Challenge –
Every line must be returned precisely as it is written.

begin Input records

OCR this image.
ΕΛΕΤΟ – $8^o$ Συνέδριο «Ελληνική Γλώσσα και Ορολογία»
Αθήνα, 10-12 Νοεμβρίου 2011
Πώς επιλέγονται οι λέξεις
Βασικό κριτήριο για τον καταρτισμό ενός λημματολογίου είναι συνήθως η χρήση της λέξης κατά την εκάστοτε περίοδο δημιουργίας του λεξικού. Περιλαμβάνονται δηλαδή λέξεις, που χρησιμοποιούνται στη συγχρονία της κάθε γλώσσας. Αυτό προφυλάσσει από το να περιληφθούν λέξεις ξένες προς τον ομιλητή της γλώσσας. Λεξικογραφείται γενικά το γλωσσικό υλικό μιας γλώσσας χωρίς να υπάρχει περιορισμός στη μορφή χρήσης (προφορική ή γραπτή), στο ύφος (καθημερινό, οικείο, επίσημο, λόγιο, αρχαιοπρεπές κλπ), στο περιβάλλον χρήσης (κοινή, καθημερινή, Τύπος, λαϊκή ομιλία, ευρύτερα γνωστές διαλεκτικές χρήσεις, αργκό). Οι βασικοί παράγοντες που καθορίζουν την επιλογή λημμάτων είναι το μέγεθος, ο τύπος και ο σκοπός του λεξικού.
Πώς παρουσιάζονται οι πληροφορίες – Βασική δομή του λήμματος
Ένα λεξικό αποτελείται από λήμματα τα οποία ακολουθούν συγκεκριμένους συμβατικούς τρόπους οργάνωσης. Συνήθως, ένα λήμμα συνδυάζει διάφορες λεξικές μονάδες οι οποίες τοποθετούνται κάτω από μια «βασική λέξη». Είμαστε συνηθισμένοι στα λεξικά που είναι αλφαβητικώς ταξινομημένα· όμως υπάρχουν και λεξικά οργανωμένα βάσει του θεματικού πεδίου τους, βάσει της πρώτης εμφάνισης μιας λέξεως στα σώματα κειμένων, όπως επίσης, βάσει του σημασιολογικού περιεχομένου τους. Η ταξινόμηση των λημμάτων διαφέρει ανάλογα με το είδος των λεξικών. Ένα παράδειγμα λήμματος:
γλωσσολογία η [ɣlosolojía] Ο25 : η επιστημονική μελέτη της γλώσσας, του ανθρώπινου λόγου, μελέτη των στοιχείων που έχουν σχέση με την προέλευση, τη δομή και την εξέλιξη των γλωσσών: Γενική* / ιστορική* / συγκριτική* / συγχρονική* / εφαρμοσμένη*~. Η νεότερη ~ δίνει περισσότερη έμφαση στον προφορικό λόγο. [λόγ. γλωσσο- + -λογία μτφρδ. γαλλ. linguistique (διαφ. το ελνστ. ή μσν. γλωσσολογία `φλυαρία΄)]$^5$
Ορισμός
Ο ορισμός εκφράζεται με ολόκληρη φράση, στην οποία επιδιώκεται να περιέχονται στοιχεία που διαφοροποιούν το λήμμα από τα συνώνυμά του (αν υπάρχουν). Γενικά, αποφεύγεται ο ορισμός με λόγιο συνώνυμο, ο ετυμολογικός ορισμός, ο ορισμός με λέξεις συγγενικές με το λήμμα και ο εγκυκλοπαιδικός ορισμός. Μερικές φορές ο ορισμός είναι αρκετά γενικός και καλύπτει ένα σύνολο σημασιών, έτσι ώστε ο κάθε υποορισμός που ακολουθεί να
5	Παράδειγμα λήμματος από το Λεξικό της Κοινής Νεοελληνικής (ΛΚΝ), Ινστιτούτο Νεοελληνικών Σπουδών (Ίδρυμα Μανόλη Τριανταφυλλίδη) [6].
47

end Input records

Result for this task –
OCR this image.
ΕΛΕΤΟ – $8^o$ Συνέδριο «Ελληνική Γλώσσα και Ορολογία»
Αθήνα, 10-12 Νοεμβρίου 2011
Πώς επιλέγονται οι λέξεις
Βασικό κριτήριο για τον καταρτισμό ενός λημματολογίου είναι συνήθως η χρήση της λέξης κατά την εκάστοτε περίοδο δημιουργίας του λεξικού. Περιλαμβάνονται δηλαδή λέξεις, που χρησιμοποιούνται στη συγχρονία της κάθε γλώσσας. Αυτό προφυλάσσει από το να περιληφθούν λέξεις ξένες προς τον ομιλητή της γλώσσας. Λεξικογραφείται γενικά το γλωσσικό υλικό μιας γλώσσας χωρίς να υπάρχει περιορισμός στη μορφή χρήσης (προφορική ή γραπτή), στο ύφος (καθημερινό, οικείο, επίσημο, λόγιο, αρχαιοπρεπές κλπ), στο περιβάλλον χρήσης (κοινή, καθημερινή, Τύπος, λαϊκή ομιλία, ευρύτερα γνωστές διαλεκτικές χρήσεις, αργκό). Οι βασικοί παράγοντες που καθορίζουν την επιλογή λημμάτων είναι το μέγεθος, ο τύπος και ο σκοπός του λεξικού.
Πώς παρουσιάζονται οι πληροφορίες – Βασική δομή του λήμματος
Ένα λεξικό αποτελείται από λήμματα τα οποία ακολουθούν συγκεκριμένους συμβατικούς τρόπους οργάνωσης. Συνήθως, ένα λήμμα συνδυάζει διάφορες λεξικές μονάδες οι οποίες τοποθετούνται κάτω από μια «βασική λέξη». Είμαστε συνηθισμένοι στα λεξικά που είναι αλφαβητικώς ταξινομημένα· όμως υπάρχουν και λεξικά οργανωμένα βάσει του θεματικού πεδίου τους, βάσει της πρώτης εμφάνισης μιας λέξεως στα σώματα κειμένων, όπως επίσης, βάσει του σημασιολογικού περιεχομένου τους. Η ταξινόμηση των λημμάτων διαφέρει ανάλογα με το είδος των λεξικών. Ένα παράδειγμα λήμματος:
γλωσσολογία η [ɣlosolojía] Ο25 : η επιστημονική μελέτη της γλώσσας, του ανθρώπινου λόγου, μελέτη των στοιχείων που έχουν σχέση με την προέλευση, τη δομή και την εξέλιξη των γλωσσών: Γενική* / ιστορική* / συγκριτική* / συγχρονική* / εφαρμοσμένη*~. Η νεότερη ~ δίνει περισσότερη έμφαση στον προφορικό λόγο. [λόγ. γλωσσο- + -λογία μτφρδ. γαλλ. linguistique (διαφ. το ελνστ. ή μσν. γλωσσολογία `φλυαρία΄)]$^5$
Ορισμός
Ο ορισμός εκφράζεται με ολόκληρη φράση, στην οποία επιδιώκεται να περιέχονται στοιχεία που διαφοροποιούν το λήμμα από τα συνώνυμά του (αν υπάρχουν). Γενικά, αποφεύγεται ο ορισμός με λόγιο συνώνυμο, ο ετυμολογικός ορισμός, ο ορισμός με λέξεις συγγενικές με το λήμμα και ο εγκυκλοπαιδικός ορισμός. Μερικές φορές ο ορισμός είναι αρκετά γενικός και καλύπτει ένα σύνολο σημασιών, έτσι ώστε ο κάθε υποορισμός που ακολουθεί να
5	Παράδειγμα λήμματος από το Λεξικό της Κοινής Νεοελληνικής (ΛΚΝ), Ινστιτούτο Νεοελληνικών Σπουδών (Ίδρυμα Μανόλη Τριανταφυλλίδη) [6].
47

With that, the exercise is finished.